→ YOUR INSTRUCTIONS:
Give the number of lines that contain the string "this", please, and nothing else.
** start of GIVEN RECORDS **
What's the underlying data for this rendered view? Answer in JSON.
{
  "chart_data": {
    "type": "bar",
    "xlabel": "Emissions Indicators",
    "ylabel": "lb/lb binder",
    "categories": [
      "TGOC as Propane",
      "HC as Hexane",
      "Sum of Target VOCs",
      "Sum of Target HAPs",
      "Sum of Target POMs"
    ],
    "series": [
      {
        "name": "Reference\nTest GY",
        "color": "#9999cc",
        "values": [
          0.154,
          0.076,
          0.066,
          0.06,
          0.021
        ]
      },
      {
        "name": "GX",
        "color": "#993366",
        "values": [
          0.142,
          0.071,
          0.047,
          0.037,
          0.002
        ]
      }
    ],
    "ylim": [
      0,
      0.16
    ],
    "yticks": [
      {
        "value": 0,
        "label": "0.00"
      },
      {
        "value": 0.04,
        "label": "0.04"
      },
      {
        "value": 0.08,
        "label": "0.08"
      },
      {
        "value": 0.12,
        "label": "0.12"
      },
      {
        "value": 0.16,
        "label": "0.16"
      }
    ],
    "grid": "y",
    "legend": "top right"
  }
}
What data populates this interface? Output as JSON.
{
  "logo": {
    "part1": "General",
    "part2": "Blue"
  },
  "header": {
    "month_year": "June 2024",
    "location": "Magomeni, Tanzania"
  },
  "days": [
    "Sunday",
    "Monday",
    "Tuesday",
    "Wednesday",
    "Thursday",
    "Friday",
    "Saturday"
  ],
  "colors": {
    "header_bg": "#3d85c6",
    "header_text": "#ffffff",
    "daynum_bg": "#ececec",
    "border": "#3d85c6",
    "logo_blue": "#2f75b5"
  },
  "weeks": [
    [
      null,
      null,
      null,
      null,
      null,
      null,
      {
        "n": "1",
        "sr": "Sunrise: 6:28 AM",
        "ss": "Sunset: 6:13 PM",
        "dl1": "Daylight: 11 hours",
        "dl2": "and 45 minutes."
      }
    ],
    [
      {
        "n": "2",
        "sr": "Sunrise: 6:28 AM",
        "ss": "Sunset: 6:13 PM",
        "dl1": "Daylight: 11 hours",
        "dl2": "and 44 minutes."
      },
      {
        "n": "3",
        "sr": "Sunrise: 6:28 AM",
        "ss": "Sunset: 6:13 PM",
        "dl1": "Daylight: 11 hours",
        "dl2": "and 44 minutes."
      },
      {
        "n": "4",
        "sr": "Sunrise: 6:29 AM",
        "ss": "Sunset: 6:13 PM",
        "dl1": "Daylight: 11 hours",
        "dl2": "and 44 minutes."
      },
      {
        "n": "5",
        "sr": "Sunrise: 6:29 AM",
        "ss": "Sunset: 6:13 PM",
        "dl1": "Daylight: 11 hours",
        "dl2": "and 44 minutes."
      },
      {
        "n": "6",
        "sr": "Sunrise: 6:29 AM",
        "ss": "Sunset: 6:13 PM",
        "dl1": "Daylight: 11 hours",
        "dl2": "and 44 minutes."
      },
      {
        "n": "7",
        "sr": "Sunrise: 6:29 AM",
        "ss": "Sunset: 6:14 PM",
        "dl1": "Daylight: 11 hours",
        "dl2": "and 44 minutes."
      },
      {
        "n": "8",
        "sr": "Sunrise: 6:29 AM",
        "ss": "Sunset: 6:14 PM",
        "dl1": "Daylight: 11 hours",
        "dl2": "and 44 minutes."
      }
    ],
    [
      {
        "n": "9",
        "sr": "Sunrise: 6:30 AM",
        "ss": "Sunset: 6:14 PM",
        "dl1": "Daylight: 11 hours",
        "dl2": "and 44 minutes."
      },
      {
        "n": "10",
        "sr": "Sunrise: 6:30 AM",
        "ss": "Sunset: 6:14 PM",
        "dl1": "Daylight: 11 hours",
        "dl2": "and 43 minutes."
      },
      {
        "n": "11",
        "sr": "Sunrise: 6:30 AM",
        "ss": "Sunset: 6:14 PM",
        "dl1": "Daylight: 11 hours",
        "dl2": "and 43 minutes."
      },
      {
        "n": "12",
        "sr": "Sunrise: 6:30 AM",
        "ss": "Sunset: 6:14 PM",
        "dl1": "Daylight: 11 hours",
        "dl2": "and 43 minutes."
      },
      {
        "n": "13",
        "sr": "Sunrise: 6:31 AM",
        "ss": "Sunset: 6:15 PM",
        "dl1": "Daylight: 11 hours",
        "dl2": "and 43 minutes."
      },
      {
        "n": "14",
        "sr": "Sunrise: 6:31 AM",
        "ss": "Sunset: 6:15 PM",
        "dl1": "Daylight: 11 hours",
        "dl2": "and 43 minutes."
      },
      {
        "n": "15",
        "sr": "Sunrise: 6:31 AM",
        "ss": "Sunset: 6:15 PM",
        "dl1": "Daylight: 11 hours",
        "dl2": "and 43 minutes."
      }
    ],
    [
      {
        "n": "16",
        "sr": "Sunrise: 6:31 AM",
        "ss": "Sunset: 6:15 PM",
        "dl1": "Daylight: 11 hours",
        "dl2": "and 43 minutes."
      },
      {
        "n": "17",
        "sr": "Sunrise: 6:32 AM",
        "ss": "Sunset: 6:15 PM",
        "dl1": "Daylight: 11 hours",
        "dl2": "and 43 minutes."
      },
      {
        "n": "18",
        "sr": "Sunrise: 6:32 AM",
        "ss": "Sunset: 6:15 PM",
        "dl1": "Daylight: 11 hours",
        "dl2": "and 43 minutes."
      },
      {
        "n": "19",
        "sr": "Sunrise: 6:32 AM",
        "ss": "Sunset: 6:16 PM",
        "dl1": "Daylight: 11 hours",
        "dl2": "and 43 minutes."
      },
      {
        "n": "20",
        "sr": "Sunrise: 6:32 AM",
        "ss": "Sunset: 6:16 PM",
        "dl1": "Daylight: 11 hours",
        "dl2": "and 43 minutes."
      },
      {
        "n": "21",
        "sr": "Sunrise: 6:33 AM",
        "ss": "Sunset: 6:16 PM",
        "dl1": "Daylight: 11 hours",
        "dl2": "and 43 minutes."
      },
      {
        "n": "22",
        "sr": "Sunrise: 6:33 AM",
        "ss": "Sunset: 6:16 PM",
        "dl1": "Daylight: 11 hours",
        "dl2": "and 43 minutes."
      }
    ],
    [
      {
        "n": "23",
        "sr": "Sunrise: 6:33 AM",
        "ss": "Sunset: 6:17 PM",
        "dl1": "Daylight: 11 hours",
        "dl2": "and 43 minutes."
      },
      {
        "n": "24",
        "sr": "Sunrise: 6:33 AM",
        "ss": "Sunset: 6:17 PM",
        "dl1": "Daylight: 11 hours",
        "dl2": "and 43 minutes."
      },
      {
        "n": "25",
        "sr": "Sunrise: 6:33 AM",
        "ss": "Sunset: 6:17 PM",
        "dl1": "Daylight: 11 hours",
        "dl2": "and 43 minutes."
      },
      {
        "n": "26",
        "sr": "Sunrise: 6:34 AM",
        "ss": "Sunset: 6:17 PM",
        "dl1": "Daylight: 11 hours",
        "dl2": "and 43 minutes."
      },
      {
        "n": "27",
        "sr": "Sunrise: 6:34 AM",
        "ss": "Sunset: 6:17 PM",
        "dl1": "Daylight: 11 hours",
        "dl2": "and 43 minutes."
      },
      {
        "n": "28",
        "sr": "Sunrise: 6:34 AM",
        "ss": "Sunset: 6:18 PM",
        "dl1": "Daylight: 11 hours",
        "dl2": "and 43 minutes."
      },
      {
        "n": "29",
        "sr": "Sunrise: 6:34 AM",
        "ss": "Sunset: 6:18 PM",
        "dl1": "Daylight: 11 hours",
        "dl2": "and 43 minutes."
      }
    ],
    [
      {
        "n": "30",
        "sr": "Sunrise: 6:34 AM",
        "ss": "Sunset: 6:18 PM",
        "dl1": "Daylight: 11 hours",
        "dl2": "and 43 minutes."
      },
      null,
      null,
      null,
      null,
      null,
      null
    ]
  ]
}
** end of GIVEN RECORDS **
→ SOLUTION TO THE PROBLEM:
2